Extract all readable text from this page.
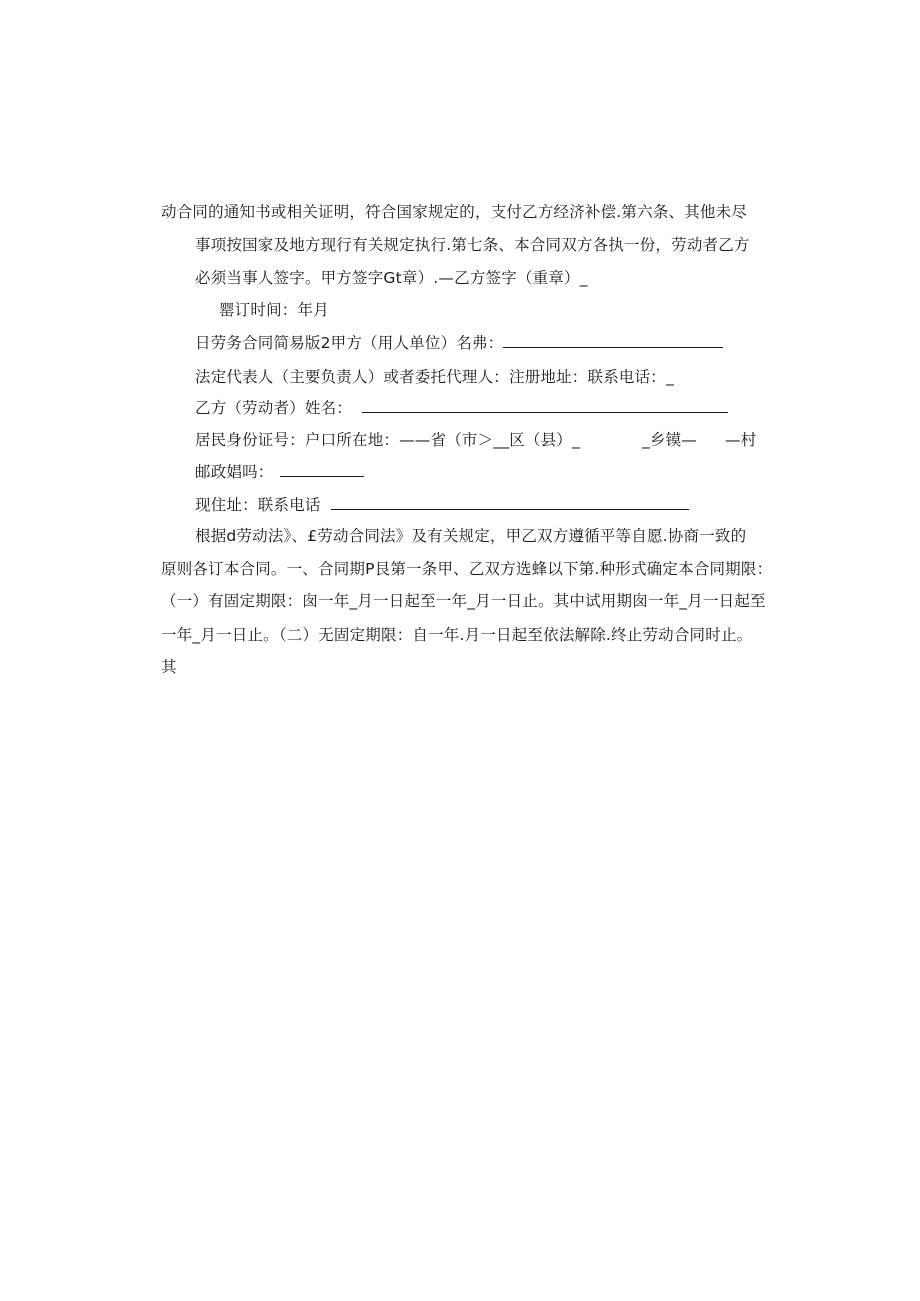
动合同的通知书或相关证明，符合国家规定的，支付乙方经济补偿.第六条、其他未尽
事项按国家及地方现行有关规定执行.第七条、本合同双方各执一份，劳动者乙方
必须当事人签字。甲方签字Gt章）.—乙方签字（重章）_
罂订时间：年月
日劳务合同简易版2甲方（用人单位）名弗：
法定代表人（主要负责人）或者委托代理人：注册地址：联系电话：_
乙方（劳动者）姓名：
居民身份证号：户口所在地：——省（市＞__区（县）_	_乡镆— —村
邮政娼吗：
现住址：联系电话
根据d劳动法》、£劳动合同法》及有关规定，甲乙双方遵循平等自愿.协商一致的
原则各订本合同。一、合同期P艮第一条甲、乙双方选蜂以下第.种形式确定本合同期限：
（一）有固定期限：囱一年_月一日起至一年_月一日止。其中试用期囱一年_月一日起至
一年_月一日止。（二）无固定期限：自一年.月一日起至依法解除.终止劳动合同时止。
其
------------------------
DIRECTIONS
Restate every record exactly, please; do not copy the pictures.

RESULT FOR THIS EXERCISE
Extract all readable text from this page.
动合同的通知书或相关证明，符合国家规定的，支付乙方经济补偿.第六条、其他未尽
事项按国家及地方现行有关规定执行.第七条、本合同双方各执一份，劳动者乙方
必须当事人签字。甲方签字Gt章）.—乙方签字（重章）_
罂订时间：年月
日劳务合同简易版2甲方（用人单位）名弗：
法定代表人（主要负责人）或者委托代理人：注册地址：联系电话：_
乙方（劳动者）姓名：
居民身份证号：户口所在地：——省（市＞__区（县）_	_乡镆— —村
邮政娼吗：
现住址：联系电话
根据d劳动法》、£劳动合同法》及有关规定，甲乙双方遵循平等自愿.协商一致的
原则各订本合同。一、合同期P艮第一条甲、乙双方选蜂以下第.种形式确定本合同期限：
（一）有固定期限：囱一年_月一日起至一年_月一日止。其中试用期囱一年_月一日起至
一年_月一日止。（二）无固定期限：自一年.月一日起至依法解除.终止劳动合同时止。
其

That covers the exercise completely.